Repeat every record below exactly as written.
[ENTRIES PROVIDED start]
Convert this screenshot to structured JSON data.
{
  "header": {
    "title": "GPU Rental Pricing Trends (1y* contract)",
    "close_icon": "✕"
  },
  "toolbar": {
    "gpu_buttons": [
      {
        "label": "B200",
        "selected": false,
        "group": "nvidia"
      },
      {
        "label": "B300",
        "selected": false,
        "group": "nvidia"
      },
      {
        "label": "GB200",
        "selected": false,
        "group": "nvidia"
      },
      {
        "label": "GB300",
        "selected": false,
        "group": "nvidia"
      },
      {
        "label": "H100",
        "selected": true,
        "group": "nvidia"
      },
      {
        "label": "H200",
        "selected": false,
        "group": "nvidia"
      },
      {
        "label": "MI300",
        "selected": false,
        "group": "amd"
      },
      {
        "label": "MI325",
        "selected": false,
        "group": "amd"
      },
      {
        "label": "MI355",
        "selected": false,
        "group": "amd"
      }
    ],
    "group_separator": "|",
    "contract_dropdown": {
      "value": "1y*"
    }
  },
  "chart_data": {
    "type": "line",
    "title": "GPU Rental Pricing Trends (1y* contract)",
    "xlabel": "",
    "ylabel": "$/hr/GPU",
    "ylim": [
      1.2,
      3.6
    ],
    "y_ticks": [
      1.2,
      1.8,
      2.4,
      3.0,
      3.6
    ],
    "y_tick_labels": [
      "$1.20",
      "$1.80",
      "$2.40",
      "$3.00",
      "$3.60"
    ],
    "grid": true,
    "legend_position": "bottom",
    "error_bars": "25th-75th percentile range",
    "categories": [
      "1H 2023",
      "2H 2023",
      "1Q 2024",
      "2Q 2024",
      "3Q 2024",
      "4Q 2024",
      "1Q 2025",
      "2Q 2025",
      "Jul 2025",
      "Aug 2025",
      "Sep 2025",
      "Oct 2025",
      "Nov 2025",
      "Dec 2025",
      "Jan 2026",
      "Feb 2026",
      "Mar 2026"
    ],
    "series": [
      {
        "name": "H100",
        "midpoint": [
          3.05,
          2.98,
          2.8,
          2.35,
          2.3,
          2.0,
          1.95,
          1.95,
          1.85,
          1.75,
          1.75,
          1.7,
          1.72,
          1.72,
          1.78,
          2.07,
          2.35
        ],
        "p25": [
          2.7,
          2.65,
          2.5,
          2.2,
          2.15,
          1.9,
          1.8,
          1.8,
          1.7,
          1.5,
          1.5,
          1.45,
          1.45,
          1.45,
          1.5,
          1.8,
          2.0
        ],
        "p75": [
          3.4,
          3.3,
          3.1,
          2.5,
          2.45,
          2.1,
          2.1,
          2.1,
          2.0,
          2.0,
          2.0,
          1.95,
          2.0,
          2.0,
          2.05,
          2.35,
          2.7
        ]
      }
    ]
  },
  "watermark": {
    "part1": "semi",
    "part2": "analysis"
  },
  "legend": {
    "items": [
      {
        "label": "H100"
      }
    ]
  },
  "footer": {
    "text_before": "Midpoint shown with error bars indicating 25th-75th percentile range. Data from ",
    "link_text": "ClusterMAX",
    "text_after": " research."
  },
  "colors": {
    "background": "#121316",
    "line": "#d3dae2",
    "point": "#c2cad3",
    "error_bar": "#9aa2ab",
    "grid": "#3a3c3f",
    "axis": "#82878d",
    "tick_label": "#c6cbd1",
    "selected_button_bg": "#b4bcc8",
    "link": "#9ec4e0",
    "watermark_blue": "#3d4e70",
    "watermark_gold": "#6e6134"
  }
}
[ENTRIES PROVIDED end]
## IN RESPONSE
Convert this screenshot to structured JSON data.
{
  "header": {
    "title": "GPU Rental Pricing Trends (1y* contract)",
    "close_icon": "✕"
  },
  "toolbar": {
    "gpu_buttons": [
      {
        "label": "B200",
        "selected": false,
        "group": "nvidia"
      },
      {
        "label": "B300",
        "selected": false,
        "group": "nvidia"
      },
      {
        "label": "GB200",
        "selected": false,
        "group": "nvidia"
      },
      {
        "label": "GB300",
        "selected": false,
        "group": "nvidia"
      },
      {
        "label": "H100",
        "selected": true,
        "group": "nvidia"
      },
      {
        "label": "H200",
        "selected": false,
        "group": "nvidia"
      },
      {
        "label": "MI300",
        "selected": false,
        "group": "amd"
      },
      {
        "label": "MI325",
        "selected": false,
        "group": "amd"
      },
      {
        "label": "MI355",
        "selected": false,
        "group": "amd"
      }
    ],
    "group_separator": "|",
    "contract_dropdown": {
      "value": "1y*"
    }
  },
  "chart_data": {
    "type": "line",
    "title": "GPU Rental Pricing Trends (1y* contract)",
    "xlabel": "",
    "ylabel": "$/hr/GPU",
    "ylim": [
      1.2,
      3.6
    ],
    "y_ticks": [
      1.2,
      1.8,
      2.4,
      3.0,
      3.6
    ],
    "y_tick_labels": [
      "$1.20",
      "$1.80",
      "$2.40",
      "$3.00",
      "$3.60"
    ],
    "grid": true,
    "legend_position": "bottom",
    "error_bars": "25th-75th percentile range",
    "categories": [
      "1H 2023",
      "2H 2023",
      "1Q 2024",
      "2Q 2024",
      "3Q 2024",
      "4Q 2024",
      "1Q 2025",
      "2Q 2025",
      "Jul 2025",
      "Aug 2025",
      "Sep 2025",
      "Oct 2025",
      "Nov 2025",
      "Dec 2025",
      "Jan 2026",
      "Feb 2026",
      "Mar 2026"
    ],
    "series": [
      {
        "name": "H100",
        "midpoint": [
          3.05,
          2.98,
          2.8,
          2.35,
          2.3,
          2.0,
          1.95,
          1.95,
          1.85,
          1.75,
          1.75,
          1.7,
          1.72,
          1.72,
          1.78,
          2.07,
          2.35
        ],
        "p25": [
          2.7,
          2.65,
          2.5,
          2.2,
          2.15,
          1.9,
          1.8,
          1.8,
          1.7,
          1.5,
          1.5,
          1.45,
          1.45,
          1.45,
          1.5,
          1.8,
          2.0
        ],
        "p75": [
          3.4,
          3.3,
          3.1,
          2.5,
          2.45,
          2.1,
          2.1,
          2.1,
          2.0,
          2.0,
          2.0,
          1.95,
          2.0,
          2.0,
          2.05,
          2.35,
          2.7
        ]
      }
    ]
  },
  "watermark": {
    "part1": "semi",
    "part2": "analysis"
  },
  "legend": {
    "items": [
      {
        "label": "H100"
      }
    ]
  },
  "footer": {
    "text_before": "Midpoint shown with error bars indicating 25th-75th percentile range. Data from ",
    "link_text": "ClusterMAX",
    "text_after": " research."
  },
  "colors": {
    "background": "#121316",
    "line": "#d3dae2",
    "point": "#c2cad3",
    "error_bar": "#9aa2ab",
    "grid": "#3a3c3f",
    "axis": "#82878d",
    "tick_label": "#c6cbd1",
    "selected_button_bg": "#b4bcc8",
    "link": "#9ec4e0",
    "watermark_blue": "#3d4e70",
    "watermark_gold": "#6e6134"
  }
}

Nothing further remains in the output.